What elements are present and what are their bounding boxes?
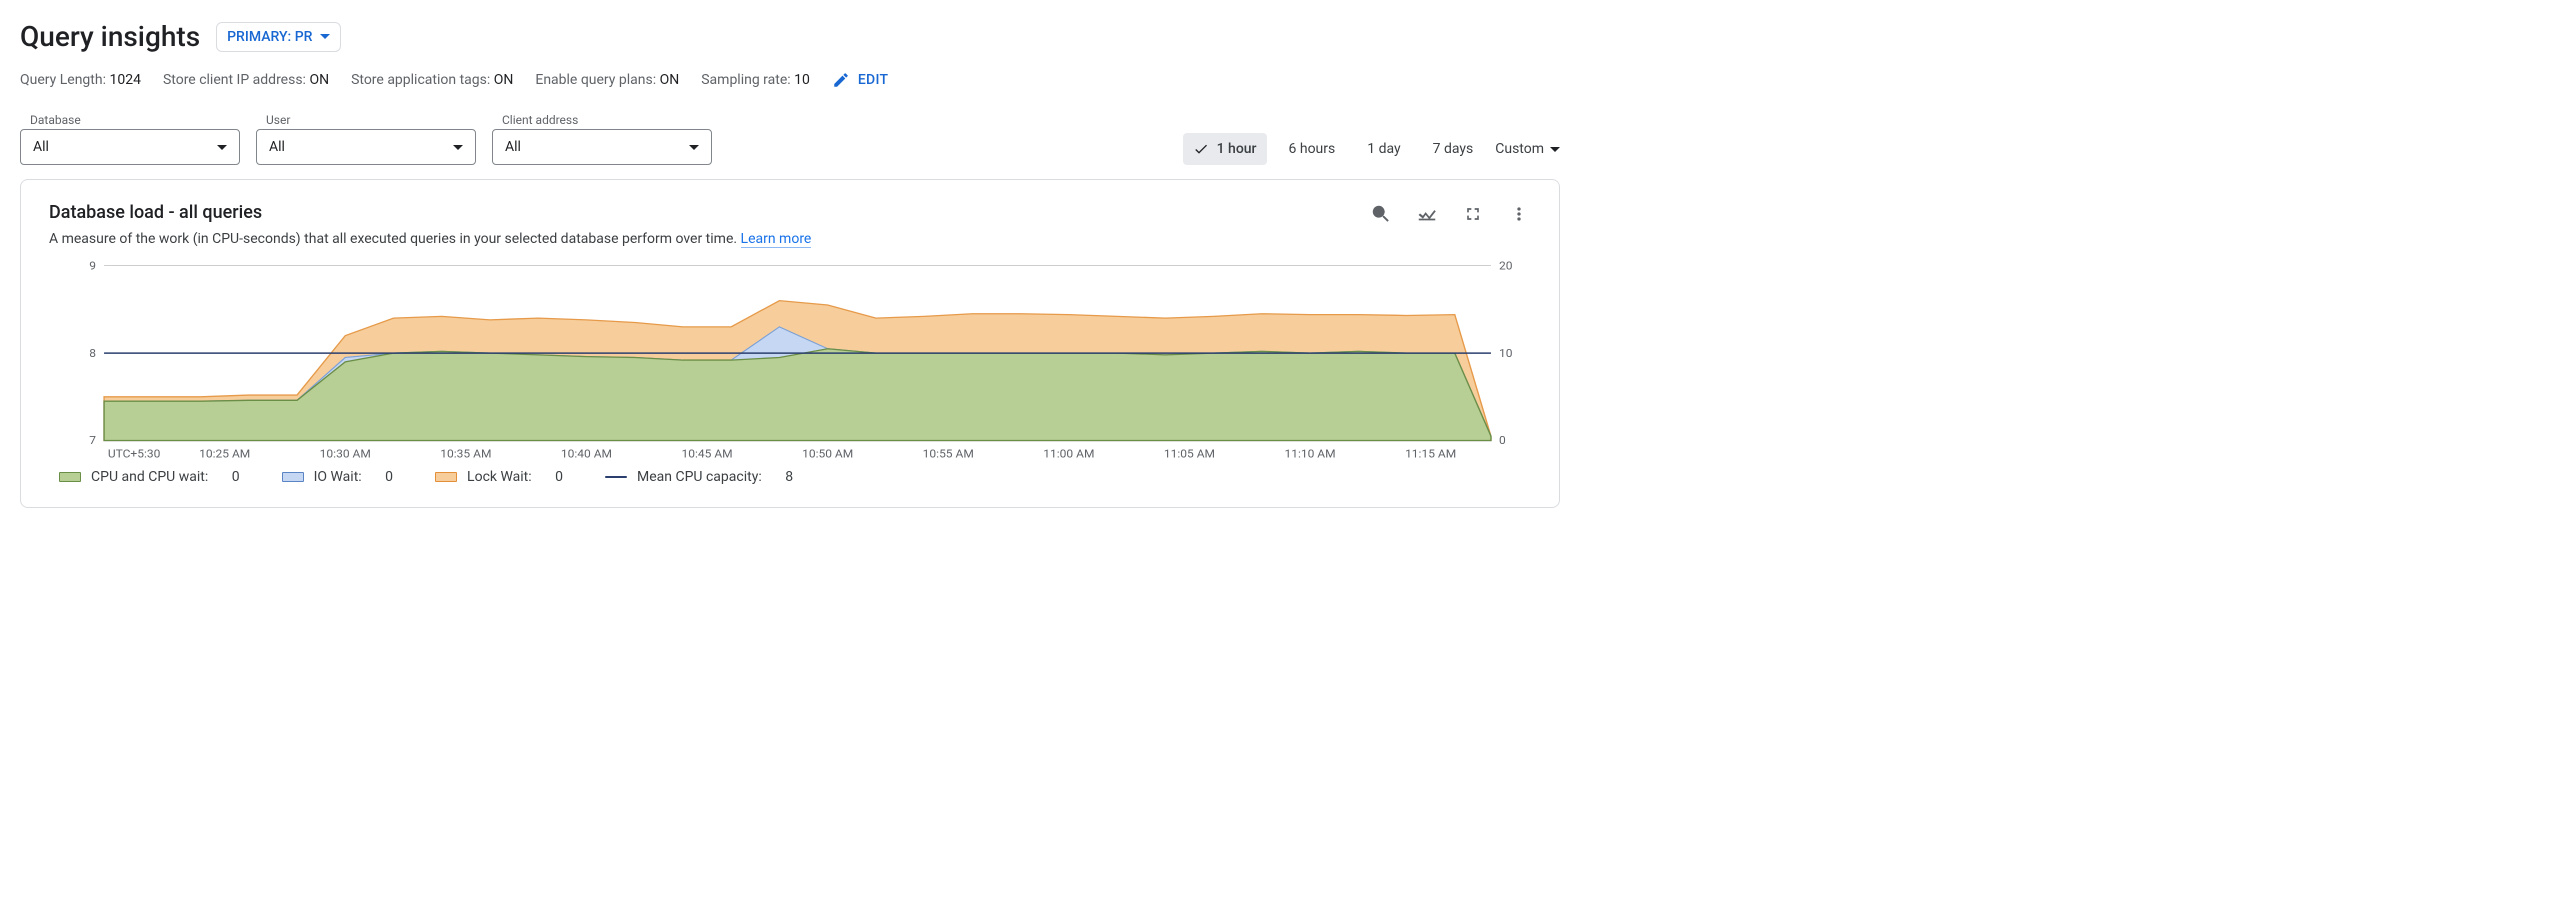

---

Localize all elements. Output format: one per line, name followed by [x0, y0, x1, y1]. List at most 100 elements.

---

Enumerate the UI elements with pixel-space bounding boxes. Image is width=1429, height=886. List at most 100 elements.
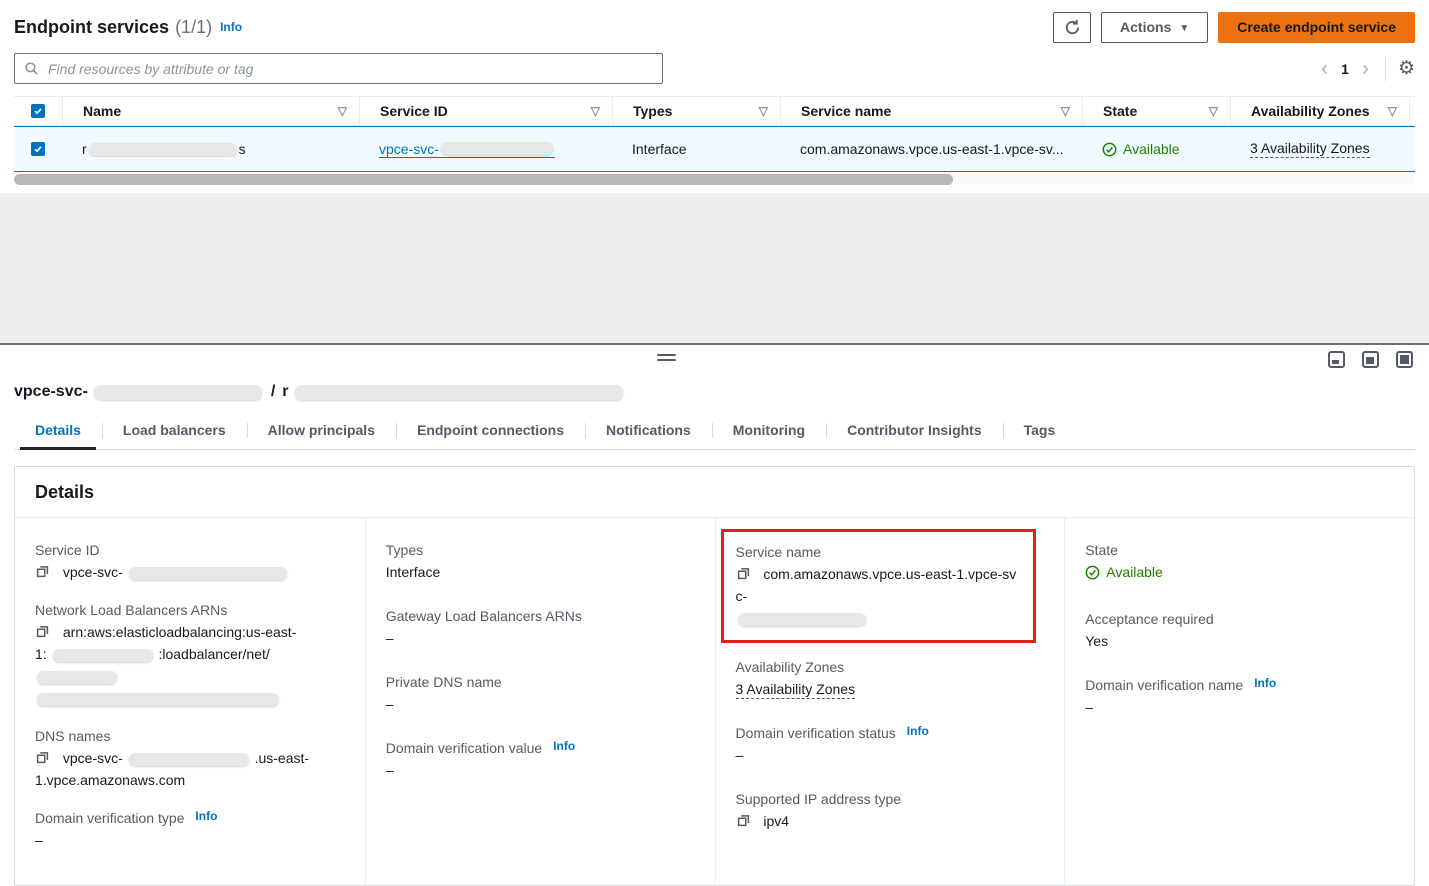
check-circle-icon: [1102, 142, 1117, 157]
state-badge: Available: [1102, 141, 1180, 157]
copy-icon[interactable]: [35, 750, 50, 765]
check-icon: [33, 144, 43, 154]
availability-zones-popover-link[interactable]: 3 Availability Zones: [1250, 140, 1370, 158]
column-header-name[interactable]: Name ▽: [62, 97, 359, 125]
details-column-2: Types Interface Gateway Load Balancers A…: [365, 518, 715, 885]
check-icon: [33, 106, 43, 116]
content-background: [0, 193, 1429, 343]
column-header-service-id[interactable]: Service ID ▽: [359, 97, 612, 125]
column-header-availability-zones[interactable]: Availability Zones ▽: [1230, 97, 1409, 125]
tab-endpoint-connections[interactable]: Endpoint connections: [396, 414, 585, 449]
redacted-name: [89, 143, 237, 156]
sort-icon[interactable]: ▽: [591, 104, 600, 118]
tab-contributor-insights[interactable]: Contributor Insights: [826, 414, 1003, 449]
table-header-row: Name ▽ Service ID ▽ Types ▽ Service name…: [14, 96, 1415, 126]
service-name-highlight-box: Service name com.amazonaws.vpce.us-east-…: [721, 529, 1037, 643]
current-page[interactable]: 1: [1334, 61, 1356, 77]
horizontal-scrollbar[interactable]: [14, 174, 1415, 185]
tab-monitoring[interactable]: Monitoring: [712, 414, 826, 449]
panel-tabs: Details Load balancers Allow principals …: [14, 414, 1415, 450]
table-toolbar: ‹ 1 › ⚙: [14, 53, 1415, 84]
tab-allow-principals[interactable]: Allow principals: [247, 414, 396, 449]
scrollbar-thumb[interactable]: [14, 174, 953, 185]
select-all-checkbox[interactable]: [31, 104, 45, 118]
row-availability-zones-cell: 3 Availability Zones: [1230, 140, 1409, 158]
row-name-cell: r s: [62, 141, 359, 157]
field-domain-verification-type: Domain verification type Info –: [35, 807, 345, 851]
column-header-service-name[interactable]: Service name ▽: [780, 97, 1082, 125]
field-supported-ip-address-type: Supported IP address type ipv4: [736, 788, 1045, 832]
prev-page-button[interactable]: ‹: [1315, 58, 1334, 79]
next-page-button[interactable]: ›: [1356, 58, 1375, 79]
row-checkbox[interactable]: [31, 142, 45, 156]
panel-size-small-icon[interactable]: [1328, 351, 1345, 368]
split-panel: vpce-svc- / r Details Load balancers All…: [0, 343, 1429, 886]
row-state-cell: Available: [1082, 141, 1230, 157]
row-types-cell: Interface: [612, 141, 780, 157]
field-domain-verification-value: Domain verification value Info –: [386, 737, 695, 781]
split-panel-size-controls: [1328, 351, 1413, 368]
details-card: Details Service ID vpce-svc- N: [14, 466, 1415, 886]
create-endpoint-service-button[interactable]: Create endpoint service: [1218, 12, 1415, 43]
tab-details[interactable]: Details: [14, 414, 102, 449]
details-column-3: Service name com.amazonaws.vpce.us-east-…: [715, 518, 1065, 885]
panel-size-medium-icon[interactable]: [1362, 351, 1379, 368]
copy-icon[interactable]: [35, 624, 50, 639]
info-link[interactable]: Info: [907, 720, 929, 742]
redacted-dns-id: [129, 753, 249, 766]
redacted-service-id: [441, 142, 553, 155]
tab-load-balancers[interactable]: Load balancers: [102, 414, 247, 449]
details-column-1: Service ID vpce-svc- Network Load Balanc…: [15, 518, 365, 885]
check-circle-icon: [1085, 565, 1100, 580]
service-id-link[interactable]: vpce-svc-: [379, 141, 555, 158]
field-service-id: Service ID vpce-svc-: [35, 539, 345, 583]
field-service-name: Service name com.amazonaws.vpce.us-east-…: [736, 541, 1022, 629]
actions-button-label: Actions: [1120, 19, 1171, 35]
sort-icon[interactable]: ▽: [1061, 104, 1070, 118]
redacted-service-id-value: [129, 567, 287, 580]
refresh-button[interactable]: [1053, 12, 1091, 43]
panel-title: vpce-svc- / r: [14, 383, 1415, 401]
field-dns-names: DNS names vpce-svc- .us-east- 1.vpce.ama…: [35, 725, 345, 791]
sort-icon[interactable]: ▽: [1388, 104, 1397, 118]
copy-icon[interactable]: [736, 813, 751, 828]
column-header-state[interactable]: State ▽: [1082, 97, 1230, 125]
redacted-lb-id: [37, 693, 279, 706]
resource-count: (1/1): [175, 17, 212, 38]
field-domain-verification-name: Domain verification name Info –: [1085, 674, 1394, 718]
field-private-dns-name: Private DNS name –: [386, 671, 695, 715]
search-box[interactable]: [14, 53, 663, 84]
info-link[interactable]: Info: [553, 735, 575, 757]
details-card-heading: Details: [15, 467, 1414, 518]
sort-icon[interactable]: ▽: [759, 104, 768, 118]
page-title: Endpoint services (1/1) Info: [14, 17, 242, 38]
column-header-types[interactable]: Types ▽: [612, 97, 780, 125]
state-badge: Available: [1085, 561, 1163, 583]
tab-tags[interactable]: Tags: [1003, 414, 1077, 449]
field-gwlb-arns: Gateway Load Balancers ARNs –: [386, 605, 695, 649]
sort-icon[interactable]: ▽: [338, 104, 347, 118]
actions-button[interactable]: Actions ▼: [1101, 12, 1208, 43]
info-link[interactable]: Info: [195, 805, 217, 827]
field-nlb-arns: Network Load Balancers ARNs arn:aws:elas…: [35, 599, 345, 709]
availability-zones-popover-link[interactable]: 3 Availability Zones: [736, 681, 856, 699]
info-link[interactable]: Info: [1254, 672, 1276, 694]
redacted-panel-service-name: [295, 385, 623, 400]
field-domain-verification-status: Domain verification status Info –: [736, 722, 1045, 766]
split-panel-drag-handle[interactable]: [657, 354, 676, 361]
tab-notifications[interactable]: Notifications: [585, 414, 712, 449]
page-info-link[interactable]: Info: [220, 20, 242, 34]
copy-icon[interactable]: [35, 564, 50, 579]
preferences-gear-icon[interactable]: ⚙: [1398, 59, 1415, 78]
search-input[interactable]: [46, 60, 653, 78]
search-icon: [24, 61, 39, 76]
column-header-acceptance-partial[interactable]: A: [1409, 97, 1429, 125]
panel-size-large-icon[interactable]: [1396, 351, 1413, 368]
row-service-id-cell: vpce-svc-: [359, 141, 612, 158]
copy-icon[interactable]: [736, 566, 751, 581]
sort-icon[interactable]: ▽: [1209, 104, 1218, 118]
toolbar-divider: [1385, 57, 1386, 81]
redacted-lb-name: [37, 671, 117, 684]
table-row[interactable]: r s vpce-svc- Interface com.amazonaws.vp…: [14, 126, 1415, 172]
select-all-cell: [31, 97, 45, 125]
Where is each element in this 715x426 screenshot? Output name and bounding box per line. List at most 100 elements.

REQUIREMENTS:
Rewrite the data from the line containing "Enumerate the UI" through the line containing "row-state-cell: Available: [1082, 141, 1230, 157]", putting "clickable" in place of "interactable" and changing nothing else. Leave out the pictures.

FINISHED TASK:
Enumerate the UI elements with pixel-space bounding boxes. Image is width=1429, height=886. List at most 100 elements.
check-circle-icon: [1102, 142, 1117, 157]
state-badge: Available: [1102, 141, 1180, 157]
copy-icon[clickable]: [35, 750, 50, 765]
check-icon: [33, 144, 43, 154]
availability-zones-popover-link[clickable]: 3 Availability Zones: [1250, 140, 1370, 158]
column-header-name[clickable]: Name ▽: [62, 97, 359, 125]
details-column-2: Types Interface Gateway Load Balancers A…: [365, 518, 715, 885]
check-icon: [33, 106, 43, 116]
content-background: [0, 193, 1429, 343]
column-header-service-id[clickable]: Service ID ▽: [359, 97, 612, 125]
column-header-availability-zones[clickable]: Availability Zones ▽: [1230, 97, 1409, 125]
tab-endpoint-connections[clickable]: Endpoint connections: [396, 414, 585, 449]
redacted-name: [89, 143, 237, 156]
sort-icon[clickable]: ▽: [591, 104, 600, 118]
tab-contributor-insights[clickable]: Contributor Insights: [826, 414, 1003, 449]
table-header-row: Name ▽ Service ID ▽ Types ▽ Service name…: [14, 96, 1415, 126]
service-name-highlight-box: Service name com.amazonaws.vpce.us-east-…: [721, 529, 1037, 643]
current-page[clickable]: 1: [1334, 61, 1356, 77]
horizontal-scrollbar[clickable]: [14, 174, 1415, 185]
tab-monitoring[clickable]: Monitoring: [712, 414, 826, 449]
panel-tabs: Details Load balancers Allow principals …: [14, 414, 1415, 450]
table-toolbar: ‹ 1 › ⚙: [14, 53, 1415, 84]
tab-allow-principals[clickable]: Allow principals: [247, 414, 396, 449]
scrollbar-thumb[clickable]: [14, 174, 953, 185]
select-all-checkbox[clickable]: [31, 104, 45, 118]
row-availability-zones-cell: 3 Availability Zones: [1230, 140, 1409, 158]
row-name-cell: r s: [62, 141, 359, 157]
field-domain-verification-type: Domain verification type Info –: [35, 807, 345, 851]
column-header-service-name[clickable]: Service name ▽: [780, 97, 1082, 125]
field-supported-ip-address-type: Supported IP address type ipv4: [736, 788, 1045, 832]
prev-page-button[clickable]: ‹: [1315, 58, 1334, 79]
next-page-button[clickable]: ›: [1356, 58, 1375, 79]
row-checkbox[clickable]: [31, 142, 45, 156]
panel-size-small-icon[clickable]: [1328, 351, 1345, 368]
split-panel: vpce-svc- / r Details Load balancers All…: [0, 343, 1429, 886]
row-state-cell: Available: [1082, 141, 1230, 157]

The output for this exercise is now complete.